## Short problem
Pull out every line below that holds the word "text".

## Extracted entries

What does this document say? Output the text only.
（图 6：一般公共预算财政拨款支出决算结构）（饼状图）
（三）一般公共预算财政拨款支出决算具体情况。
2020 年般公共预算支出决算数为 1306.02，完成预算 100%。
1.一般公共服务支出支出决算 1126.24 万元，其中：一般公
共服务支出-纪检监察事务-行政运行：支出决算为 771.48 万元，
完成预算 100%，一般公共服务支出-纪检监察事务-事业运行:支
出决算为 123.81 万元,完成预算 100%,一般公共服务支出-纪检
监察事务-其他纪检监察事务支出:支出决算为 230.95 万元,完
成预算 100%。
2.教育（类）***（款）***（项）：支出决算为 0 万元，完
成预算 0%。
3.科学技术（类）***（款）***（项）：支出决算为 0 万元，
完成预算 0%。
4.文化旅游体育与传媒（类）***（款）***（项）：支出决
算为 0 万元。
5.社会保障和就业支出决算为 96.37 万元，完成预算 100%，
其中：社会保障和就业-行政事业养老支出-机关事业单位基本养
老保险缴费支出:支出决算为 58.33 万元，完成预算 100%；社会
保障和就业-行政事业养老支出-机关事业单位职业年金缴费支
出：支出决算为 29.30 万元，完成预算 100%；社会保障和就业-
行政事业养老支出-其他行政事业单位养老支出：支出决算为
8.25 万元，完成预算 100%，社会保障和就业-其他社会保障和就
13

---

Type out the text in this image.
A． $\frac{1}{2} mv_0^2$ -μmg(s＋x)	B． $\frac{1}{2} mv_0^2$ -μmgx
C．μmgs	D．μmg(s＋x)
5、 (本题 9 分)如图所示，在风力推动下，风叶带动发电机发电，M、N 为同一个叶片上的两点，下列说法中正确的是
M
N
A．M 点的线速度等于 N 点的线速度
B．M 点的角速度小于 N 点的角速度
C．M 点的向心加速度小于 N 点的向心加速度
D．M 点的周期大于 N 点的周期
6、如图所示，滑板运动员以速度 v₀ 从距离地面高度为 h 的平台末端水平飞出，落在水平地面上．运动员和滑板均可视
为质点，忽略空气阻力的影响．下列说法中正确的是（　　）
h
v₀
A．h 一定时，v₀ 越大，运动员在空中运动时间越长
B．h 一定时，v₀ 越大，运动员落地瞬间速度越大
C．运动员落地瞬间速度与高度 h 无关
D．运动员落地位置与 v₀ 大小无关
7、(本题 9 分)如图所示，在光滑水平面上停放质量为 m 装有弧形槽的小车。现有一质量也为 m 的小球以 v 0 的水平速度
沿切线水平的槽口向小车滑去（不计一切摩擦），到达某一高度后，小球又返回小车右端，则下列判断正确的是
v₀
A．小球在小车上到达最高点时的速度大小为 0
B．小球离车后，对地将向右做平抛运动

==

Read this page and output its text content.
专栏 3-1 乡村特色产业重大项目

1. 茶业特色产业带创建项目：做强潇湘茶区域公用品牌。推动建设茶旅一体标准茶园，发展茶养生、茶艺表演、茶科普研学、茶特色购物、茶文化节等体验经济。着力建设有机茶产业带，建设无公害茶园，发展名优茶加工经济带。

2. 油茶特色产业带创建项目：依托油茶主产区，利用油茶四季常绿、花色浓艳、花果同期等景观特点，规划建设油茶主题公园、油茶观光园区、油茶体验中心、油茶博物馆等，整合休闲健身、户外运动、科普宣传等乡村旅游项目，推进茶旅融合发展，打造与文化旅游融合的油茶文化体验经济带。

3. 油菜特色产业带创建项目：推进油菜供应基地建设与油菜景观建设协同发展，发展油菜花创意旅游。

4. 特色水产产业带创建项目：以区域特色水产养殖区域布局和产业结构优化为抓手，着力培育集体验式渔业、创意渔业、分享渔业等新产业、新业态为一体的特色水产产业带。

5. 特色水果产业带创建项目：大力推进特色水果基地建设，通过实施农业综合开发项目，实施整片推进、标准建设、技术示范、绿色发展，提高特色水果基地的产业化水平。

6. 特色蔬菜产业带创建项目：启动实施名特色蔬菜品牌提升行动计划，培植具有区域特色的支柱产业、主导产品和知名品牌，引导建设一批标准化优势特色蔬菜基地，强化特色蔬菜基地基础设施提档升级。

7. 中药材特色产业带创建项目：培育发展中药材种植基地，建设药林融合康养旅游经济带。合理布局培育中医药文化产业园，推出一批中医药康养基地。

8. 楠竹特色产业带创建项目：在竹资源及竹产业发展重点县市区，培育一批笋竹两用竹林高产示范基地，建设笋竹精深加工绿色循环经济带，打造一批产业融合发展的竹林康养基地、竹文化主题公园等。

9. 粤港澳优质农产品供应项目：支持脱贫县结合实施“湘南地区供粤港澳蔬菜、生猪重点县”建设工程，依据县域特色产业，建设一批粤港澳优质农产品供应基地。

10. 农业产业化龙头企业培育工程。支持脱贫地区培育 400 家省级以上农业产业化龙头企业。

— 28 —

## Complete answer
What does this document say? Output the text only.
Type out the text in this image.
Read this page and output its text content.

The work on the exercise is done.